(Metin Parçası):
::::

İyi de, Ne Yapmış Yücel Erten

Ha, ne yapmış diye sual edecek olursanız onu da yanıtlayayım, oyunun anlattığı olayı oyuncularla birlikte yakalamak istemiş. Her bir oyuncunun kendi gücünü en yüce değerlerle ortaya koymasına yardımcı olmuş. Parodiye ya da komediye kayma ya da dramatik olmaya kaçma olasılığını başarıyla engellemiş. Brecht’in tiyatro anlayışının özünü koruyarak, üç saatlik oyunu sıcak, akıcı, masalsı bir atmosfere kavuşturmuş. Oyuncu malzemesini fevkalade sağlam tutmuş. Shen Te ve Shui Ta ikilemiyle, iyi insan ve kötü insan çizgileri çizen, kapitalist sisteme ve burjuvaziye kafa atan oyunun imbiğinden süzülen “insancıl olmak için insanlık dışı bir uğraş mı vermek gerekir acaba” sorusunu, izleyenlerin beyinlerinin gri kıvrımlarına temel çivisiyle çakmış. İçinde yaşamadığımız, yaşamak ne kelime solucan gibi kıvrım kıvrım kıvrandığımız toplumdaki kokuşmuş çürümeyi “iyi” insanın gözünden anlatan yapıtta yer alan Paul Dessau’nun zor, hatta seyirciye itici dahi gelmesi olası müziğini bir cıvıl müzik yeteneğinin “hazık” kulaklarına emanet etmiş. Çiğdem Erken, müzikal bir yabancılaşma duygusu yaratmış.

Özbora, Çin’i Andıran Bir Tasarım Yapmamış

Çiğdem Erken’in giderek uzmanlaşarak (vakti zamanında bu konuda çok kavga (!) etmiştik) mükemmelleşen Brecht müziği anlayışı, Derin Eryılmaz Pöğün (Piyano), Ufuk Atar (Klarnet), Derin Irmak (Trompet) triosunun icrasıyla renk kazanmış. Oyuna inanılmaz tempo kazandıran, “black-out”ları atlatan capcanlı müzik, Yücel Erten’in yorumuna değer katmış. Ethem Özbora, fevkalade işlevsel bir dekor tasarlamış. Oyun mekansal olarak belirsiz olmakla birlikte, Özbora, dünyada da alışılageldiği üzere Çin’i andıran bir tasarım yapmayarak evrensellik iletisi açısından oyunun “iyi yönleri” çizelgesine çentik atmış. Nalan Altaylı’nın’nın kostümleri de dekora ve amaca uyum sağlamış. Işığın büyücülerinden Yakup Çartık’ın ışık tasarımına söz etmek bu kere de kimin haddine!

Motifleri Oyunun Dip Suyundan Çekip Çıkarmak

Yücel Erten’in, titiz mi titiz olduğunu bildiğim Dramaturg Şafak Eruyar ile birlikte kotardıkları dramaturgi çalışmasının, oyuna olumlu anlamda yansıdığına inanmamama, anlamamama, karşı koymama hiçbir neden yok. Oyunun içinden “iyilik bir yaşamı ne kadar çabuk mahveder, sertlik bir yaşamı ne kadar çabuk yeniden kurar, iyi insan bir yardımcı arar, ama sonuç itibariyle yardım edilebilecek birini bulur” gibi motifleri oyunun dip suyundan çekip çıkarmak, hiç kuşkum yok ki ince bir dramaturjik çalışma gerektiren çalışmayla yapılanmış.

::::

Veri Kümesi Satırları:
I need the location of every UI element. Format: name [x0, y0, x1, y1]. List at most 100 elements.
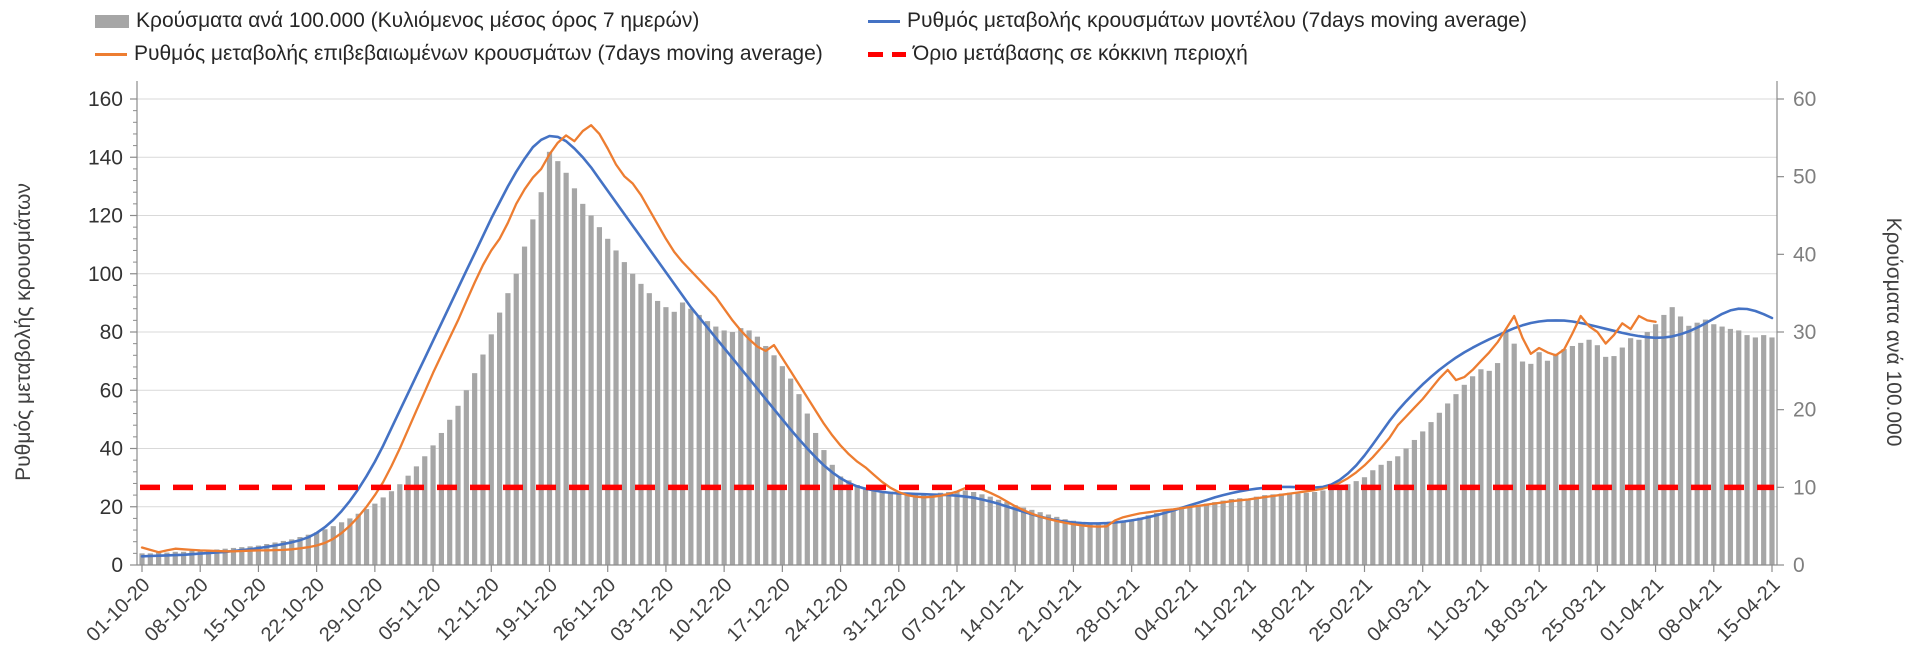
bar: [962, 490, 968, 565]
bar: [1395, 456, 1401, 565]
bar: [372, 503, 378, 565]
x-axis-tick-label: 04-02-21: [1130, 574, 1202, 646]
bar: [1295, 493, 1301, 565]
bar: [1245, 498, 1251, 565]
bar: [912, 494, 919, 565]
bar: [497, 312, 503, 565]
legend-item-confirmed-rate: Ρυθμός μεταβολής επιβεβαιωμένων κρουσμάτ…: [95, 42, 823, 66]
bar: [837, 476, 844, 565]
left-axis-tick-label: 80: [100, 321, 123, 344]
bar: [1403, 448, 1409, 565]
bar: [397, 484, 403, 565]
bar: [530, 219, 536, 565]
bar: [314, 532, 320, 565]
bar: [363, 509, 370, 565]
right-axis-tick-label: 60: [1793, 88, 1816, 111]
left-axis-tick-label: 120: [88, 205, 123, 228]
x-axis-tick-label: 10-12-20: [665, 574, 737, 646]
bar: [338, 522, 345, 565]
bar: [505, 293, 511, 565]
bar: [1228, 498, 1235, 565]
bar: [488, 334, 494, 565]
bar: [1494, 363, 1501, 565]
bar: [239, 547, 245, 565]
bar: [621, 262, 627, 565]
legend-item-cases-bar: Κρούσματα ανά 100.000 (Κυλιόμενος μέσος …: [95, 9, 699, 33]
bar: [164, 552, 170, 565]
bar: [347, 518, 353, 565]
bar: [1669, 307, 1675, 565]
bar: [1603, 356, 1609, 565]
bar: [1137, 517, 1143, 565]
bar: [1170, 509, 1176, 565]
bar: [1029, 509, 1035, 565]
bar: [1262, 495, 1268, 565]
bar: [264, 544, 270, 565]
bar: [763, 345, 769, 565]
x-axis-tick-label: 22-10-20: [257, 574, 329, 646]
bar: [1287, 492, 1293, 565]
bar: [1004, 502, 1010, 565]
bar: [1744, 335, 1750, 565]
bar: [1129, 519, 1135, 565]
right-axis-tick-label: 30: [1793, 321, 1816, 344]
bar: [255, 545, 262, 565]
bar: [1062, 519, 1068, 565]
bar: [1045, 514, 1052, 565]
bar: [555, 161, 561, 565]
bar: [1303, 492, 1309, 565]
bar: [779, 366, 785, 565]
bar: [1478, 369, 1484, 565]
bar: [214, 549, 220, 565]
bar: [713, 326, 719, 565]
bar: [1012, 505, 1018, 565]
model-rate-line: [140, 134, 1774, 558]
bar: [513, 273, 519, 565]
bar: [1445, 403, 1451, 565]
bar: [596, 227, 602, 565]
x-axis-tick-label: 15-04-21: [1712, 574, 1784, 646]
bar: [1220, 500, 1226, 565]
x-axis-tick-label: 04-03-21: [1363, 574, 1435, 646]
bar: [380, 497, 386, 565]
x-axis-tick-label: 17-12-20: [723, 574, 795, 646]
bar: [330, 526, 336, 565]
bar: [472, 373, 478, 565]
bar: [995, 499, 1002, 565]
left-axis-tick-label: 20: [100, 496, 123, 519]
bar: [788, 378, 794, 565]
bar: [1312, 491, 1318, 565]
x-axis-tick-label: 05-11-20: [374, 574, 445, 645]
legend-label: Όριο μετάβασης σε κόκκινη περιοχή: [913, 42, 1248, 65]
left-axis-tick-label: 40: [100, 438, 123, 461]
bar: [1736, 330, 1742, 565]
bar: [729, 332, 736, 565]
bar: [1694, 322, 1700, 565]
bar: [1153, 512, 1160, 565]
bar: [1586, 339, 1592, 565]
bar: [655, 300, 661, 565]
bar: [1411, 439, 1417, 565]
x-axis-tick-label: 03-12-20: [606, 574, 678, 646]
bar: [1420, 431, 1426, 565]
bar: [946, 491, 952, 565]
bar: [1503, 332, 1509, 565]
left-axis-tick-label: 60: [100, 379, 123, 402]
bar: [1461, 384, 1467, 565]
bar: [887, 491, 894, 565]
bar: [663, 307, 669, 565]
bar: [696, 314, 702, 565]
bar: [1112, 523, 1118, 565]
bar: [1095, 523, 1101, 565]
bar: [1702, 319, 1709, 565]
bar: [871, 489, 877, 565]
bar: [896, 492, 902, 565]
bar: [463, 390, 469, 565]
bar: [1195, 505, 1201, 565]
x-axis-tick-label: 18-02-21: [1247, 574, 1319, 646]
bar: [721, 330, 727, 565]
bar: [189, 551, 195, 565]
bar: [1470, 376, 1476, 565]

::::

(Görevler):
- 1) Tiyatro eleştirisinde "Çiğdem Erken’in giderek" sözcüklerinin geçtiği yerden başlayıp "de kimin haddine!" sözcüklerinden sonra durarak o bölümü aynen yazıya geçirin.
- 2) Tiyatro eleştirisine göre aşağıdaki soruları yanıtlayın.
(a) Oyun kaç saatlik?
(b) Müziği icra eden üçlüde trompeti kim çalıyor?
(c) Yücel Erten dramaturgi çalışmasını hangi dramaturgla birlikte yapmış?

(Görev Çıktıları):
- 1)
Çiğdem Erken’in giderek uzmanlaşarak (vakti zamanında bu konuda çok kavga (!) etmiştik) mükemmelleşen Brecht müziği anlayışı, Derin Eryılmaz Pöğün (Piyano), Ufuk Atar (Klarnet), Derin Irmak (Trompet) triosunun icrasıyla renk kazanmış. Oyuna inanılmaz tempo kazandıran, “black-out”ları atlatan capcanlı müzik, Yücel Erten’in yorumuna değer katmış. Ethem Özbora, fevkalade işlevsel bir dekor tasarlamış. Oyun mekansal olarak belirsiz olmakla birlikte, Özbora, dünyada da alışılageldiği üzere Çin’i andıran bir tasarım yapmayarak evrensellik iletisi açısından oyunun “iyi yönleri” çizelgesine çentik atmış. Nalan Altaylı’nın’nın kostümleri de dekora ve amaca uyum sağlamış. Işığın büyücülerinden Yakup Çartık’ın ışık tasarımına söz etmek bu kere de kimin haddine!

- 2)
(a) Üç saatlik.
(b) Derin Irmak.
(c) Şafak Eruyar.